[Collected data entries]

---+---

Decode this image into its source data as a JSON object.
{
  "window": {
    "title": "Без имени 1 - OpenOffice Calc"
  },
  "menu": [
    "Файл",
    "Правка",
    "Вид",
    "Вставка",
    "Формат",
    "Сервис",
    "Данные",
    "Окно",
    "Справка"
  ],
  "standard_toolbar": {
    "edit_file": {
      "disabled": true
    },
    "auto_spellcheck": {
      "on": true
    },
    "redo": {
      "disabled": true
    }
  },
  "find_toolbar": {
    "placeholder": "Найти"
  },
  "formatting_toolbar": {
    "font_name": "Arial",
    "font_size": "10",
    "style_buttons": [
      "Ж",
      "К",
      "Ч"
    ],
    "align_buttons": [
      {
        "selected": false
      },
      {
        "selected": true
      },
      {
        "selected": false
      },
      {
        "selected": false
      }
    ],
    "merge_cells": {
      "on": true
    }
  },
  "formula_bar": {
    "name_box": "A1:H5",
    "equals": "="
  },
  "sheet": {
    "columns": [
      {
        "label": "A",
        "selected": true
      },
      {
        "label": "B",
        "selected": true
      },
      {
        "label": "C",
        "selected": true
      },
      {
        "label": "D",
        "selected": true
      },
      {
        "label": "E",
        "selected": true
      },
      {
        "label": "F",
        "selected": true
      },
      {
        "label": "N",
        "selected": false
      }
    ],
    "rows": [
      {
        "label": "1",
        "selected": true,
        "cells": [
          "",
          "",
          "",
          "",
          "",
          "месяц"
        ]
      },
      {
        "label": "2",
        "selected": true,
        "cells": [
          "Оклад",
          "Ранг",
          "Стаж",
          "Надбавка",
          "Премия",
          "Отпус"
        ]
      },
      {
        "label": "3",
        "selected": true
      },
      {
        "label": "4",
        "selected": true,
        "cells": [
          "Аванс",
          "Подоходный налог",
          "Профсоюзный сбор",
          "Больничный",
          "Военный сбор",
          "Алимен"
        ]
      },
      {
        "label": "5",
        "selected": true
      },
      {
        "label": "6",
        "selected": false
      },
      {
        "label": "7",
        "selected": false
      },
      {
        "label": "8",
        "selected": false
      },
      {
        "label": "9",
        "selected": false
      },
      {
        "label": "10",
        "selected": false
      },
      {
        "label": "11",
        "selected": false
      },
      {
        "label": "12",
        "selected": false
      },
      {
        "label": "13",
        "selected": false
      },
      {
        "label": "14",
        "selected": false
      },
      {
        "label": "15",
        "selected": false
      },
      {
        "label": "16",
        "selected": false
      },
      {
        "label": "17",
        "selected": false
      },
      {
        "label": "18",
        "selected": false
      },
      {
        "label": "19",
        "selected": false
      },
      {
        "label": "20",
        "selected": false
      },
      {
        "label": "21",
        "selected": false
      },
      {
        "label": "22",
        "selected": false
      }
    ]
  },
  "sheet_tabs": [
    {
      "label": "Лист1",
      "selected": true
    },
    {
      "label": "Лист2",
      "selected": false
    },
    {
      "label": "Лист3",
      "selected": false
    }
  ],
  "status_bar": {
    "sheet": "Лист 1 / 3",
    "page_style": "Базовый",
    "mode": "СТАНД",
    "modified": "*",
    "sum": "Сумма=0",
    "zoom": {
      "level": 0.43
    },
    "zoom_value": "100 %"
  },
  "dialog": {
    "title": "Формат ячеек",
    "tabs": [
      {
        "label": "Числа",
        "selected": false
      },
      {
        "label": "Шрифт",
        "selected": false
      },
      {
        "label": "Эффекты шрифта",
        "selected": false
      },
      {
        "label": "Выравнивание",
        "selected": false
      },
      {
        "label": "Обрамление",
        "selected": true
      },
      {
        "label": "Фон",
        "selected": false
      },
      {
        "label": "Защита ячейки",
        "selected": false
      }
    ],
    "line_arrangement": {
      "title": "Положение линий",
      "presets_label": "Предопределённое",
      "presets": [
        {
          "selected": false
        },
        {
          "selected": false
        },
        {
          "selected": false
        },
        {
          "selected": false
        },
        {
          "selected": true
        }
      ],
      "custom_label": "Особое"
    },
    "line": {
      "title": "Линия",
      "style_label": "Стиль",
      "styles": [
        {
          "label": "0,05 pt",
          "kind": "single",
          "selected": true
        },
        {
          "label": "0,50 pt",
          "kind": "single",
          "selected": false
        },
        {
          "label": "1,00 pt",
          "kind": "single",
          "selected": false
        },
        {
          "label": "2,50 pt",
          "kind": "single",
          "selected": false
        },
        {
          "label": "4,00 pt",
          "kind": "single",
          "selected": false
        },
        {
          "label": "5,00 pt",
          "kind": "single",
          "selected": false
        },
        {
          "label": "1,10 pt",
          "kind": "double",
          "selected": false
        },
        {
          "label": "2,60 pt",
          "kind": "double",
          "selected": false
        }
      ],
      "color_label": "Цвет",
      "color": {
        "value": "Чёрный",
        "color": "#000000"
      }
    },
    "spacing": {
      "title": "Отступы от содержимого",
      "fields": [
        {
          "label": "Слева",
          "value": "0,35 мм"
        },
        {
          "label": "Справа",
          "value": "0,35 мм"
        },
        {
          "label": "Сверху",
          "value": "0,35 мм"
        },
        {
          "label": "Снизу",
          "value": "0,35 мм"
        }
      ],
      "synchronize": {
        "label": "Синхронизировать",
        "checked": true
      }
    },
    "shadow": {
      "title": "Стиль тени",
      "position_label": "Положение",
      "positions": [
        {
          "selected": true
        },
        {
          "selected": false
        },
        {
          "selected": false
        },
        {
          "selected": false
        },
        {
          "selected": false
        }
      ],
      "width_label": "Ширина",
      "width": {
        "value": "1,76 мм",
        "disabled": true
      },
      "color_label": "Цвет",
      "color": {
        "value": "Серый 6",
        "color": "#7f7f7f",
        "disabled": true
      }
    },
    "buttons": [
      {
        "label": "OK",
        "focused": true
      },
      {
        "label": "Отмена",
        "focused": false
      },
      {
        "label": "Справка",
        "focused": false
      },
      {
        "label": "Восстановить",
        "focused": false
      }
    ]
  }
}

---+---

WHAT IS EXPECTED
Extract all lines containing the word "Положение".

ANSWER TO THIS EXERCISE
      "title": "Положение линий",
      "position_label": "Положение",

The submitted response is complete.